---------- DATA EXCERPTS

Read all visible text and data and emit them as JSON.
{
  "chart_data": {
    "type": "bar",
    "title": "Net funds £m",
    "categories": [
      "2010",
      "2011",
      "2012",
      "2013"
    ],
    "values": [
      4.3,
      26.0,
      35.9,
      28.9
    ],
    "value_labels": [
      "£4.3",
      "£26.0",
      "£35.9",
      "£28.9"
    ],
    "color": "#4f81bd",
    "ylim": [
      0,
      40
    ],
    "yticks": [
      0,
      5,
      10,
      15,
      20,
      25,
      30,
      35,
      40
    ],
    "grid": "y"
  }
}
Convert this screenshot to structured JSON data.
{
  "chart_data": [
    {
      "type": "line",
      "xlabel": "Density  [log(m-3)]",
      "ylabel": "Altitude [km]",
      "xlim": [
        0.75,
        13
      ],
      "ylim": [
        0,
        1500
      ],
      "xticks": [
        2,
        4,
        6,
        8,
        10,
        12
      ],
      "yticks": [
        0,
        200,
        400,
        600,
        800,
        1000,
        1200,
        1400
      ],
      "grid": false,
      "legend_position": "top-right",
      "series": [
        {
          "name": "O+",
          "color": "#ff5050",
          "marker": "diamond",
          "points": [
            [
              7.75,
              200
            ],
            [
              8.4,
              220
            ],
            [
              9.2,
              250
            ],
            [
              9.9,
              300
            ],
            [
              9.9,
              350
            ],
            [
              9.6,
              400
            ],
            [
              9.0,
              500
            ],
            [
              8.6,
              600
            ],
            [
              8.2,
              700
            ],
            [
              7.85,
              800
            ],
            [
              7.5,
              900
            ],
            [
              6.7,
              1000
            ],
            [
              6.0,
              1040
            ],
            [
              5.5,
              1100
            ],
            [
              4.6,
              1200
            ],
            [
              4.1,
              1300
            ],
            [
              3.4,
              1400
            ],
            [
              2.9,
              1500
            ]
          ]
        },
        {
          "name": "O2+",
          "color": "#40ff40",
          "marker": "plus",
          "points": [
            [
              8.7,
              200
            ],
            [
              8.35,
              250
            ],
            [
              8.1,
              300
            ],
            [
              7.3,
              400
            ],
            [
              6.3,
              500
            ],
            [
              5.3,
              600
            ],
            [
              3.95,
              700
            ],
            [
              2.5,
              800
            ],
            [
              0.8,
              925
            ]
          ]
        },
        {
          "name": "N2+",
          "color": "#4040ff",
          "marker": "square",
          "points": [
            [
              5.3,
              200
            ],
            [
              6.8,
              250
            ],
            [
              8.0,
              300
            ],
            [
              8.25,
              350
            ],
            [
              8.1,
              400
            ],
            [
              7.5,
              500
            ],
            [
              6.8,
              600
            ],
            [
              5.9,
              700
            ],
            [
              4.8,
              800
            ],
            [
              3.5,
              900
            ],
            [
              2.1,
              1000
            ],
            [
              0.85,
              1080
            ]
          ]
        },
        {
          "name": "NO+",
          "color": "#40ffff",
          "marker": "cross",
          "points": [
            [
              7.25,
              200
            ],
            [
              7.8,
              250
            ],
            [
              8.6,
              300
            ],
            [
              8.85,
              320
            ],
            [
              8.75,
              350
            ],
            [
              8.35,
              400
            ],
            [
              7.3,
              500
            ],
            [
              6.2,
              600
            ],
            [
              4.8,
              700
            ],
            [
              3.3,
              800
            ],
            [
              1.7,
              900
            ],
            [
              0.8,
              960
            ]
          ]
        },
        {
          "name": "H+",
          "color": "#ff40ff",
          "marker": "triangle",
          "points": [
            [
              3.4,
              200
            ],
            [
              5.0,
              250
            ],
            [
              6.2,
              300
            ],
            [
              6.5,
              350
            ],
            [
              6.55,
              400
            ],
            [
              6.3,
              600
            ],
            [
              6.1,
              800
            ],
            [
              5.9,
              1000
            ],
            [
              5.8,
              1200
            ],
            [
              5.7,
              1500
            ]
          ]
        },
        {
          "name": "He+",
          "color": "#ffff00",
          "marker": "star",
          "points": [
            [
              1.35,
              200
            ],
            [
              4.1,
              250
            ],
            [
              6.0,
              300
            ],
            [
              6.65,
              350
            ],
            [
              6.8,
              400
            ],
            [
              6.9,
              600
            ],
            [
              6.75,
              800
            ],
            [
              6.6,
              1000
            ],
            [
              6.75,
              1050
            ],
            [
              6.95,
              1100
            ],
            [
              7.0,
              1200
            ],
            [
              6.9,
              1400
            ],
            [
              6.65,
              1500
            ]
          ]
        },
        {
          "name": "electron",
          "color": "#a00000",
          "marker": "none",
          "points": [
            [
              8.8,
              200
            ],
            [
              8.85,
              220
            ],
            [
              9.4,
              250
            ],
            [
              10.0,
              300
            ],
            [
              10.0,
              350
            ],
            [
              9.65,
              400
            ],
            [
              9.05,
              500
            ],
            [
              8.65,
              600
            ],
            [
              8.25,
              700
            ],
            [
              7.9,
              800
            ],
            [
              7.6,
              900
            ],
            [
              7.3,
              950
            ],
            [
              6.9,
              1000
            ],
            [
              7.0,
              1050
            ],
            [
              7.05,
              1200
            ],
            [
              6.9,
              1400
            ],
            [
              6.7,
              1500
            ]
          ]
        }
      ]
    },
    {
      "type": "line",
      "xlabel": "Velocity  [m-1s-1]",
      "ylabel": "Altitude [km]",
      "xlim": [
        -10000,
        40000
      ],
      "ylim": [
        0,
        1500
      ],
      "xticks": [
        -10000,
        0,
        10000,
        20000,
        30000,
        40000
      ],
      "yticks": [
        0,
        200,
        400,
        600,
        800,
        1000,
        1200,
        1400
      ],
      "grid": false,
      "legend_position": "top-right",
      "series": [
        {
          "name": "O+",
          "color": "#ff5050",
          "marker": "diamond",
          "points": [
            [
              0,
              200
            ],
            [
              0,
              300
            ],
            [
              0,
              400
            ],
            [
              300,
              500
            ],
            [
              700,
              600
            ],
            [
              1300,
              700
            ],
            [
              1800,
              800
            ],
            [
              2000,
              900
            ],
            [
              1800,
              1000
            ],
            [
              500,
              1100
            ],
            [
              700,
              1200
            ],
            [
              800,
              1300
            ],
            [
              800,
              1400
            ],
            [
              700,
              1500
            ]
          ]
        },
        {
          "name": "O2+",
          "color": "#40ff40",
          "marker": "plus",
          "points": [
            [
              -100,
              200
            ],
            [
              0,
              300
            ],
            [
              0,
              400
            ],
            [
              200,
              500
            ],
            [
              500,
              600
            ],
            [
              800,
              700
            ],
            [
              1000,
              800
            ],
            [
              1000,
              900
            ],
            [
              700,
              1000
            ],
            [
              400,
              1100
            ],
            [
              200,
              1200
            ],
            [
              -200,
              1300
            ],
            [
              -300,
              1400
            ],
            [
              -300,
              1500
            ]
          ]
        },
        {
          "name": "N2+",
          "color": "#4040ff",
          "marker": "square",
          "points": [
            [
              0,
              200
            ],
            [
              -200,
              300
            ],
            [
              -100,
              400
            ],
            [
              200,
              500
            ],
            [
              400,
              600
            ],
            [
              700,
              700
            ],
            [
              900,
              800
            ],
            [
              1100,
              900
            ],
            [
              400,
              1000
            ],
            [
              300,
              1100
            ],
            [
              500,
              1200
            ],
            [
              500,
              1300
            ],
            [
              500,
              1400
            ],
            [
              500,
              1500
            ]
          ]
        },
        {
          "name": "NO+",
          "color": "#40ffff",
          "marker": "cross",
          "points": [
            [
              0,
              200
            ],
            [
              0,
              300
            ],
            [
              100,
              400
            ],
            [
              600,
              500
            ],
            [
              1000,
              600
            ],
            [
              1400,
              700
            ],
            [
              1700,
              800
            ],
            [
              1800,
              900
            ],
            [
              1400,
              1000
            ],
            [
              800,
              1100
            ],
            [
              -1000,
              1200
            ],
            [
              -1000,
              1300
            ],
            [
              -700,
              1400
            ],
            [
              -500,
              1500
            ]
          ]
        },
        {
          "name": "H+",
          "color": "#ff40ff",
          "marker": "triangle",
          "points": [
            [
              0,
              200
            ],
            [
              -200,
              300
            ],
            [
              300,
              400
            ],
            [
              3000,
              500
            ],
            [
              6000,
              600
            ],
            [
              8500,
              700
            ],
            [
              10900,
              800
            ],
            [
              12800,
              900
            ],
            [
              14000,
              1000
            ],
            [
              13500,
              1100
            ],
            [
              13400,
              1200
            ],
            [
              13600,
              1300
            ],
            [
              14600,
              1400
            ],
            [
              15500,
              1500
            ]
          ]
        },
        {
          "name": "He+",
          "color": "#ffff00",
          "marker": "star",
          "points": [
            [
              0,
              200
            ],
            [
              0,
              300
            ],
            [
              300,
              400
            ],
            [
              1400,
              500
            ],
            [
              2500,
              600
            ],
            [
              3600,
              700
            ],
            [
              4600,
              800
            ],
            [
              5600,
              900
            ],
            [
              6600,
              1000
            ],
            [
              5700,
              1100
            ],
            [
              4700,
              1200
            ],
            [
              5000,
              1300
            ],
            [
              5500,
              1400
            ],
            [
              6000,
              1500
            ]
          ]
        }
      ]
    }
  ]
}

--------------------

Which lines hold the string "xlabel"? List them all.

## OUTPUT FOR THIS TASK
      "xlabel": "Density  [log(m-3)]",
      "xlabel": "Velocity  [m-1s-1]",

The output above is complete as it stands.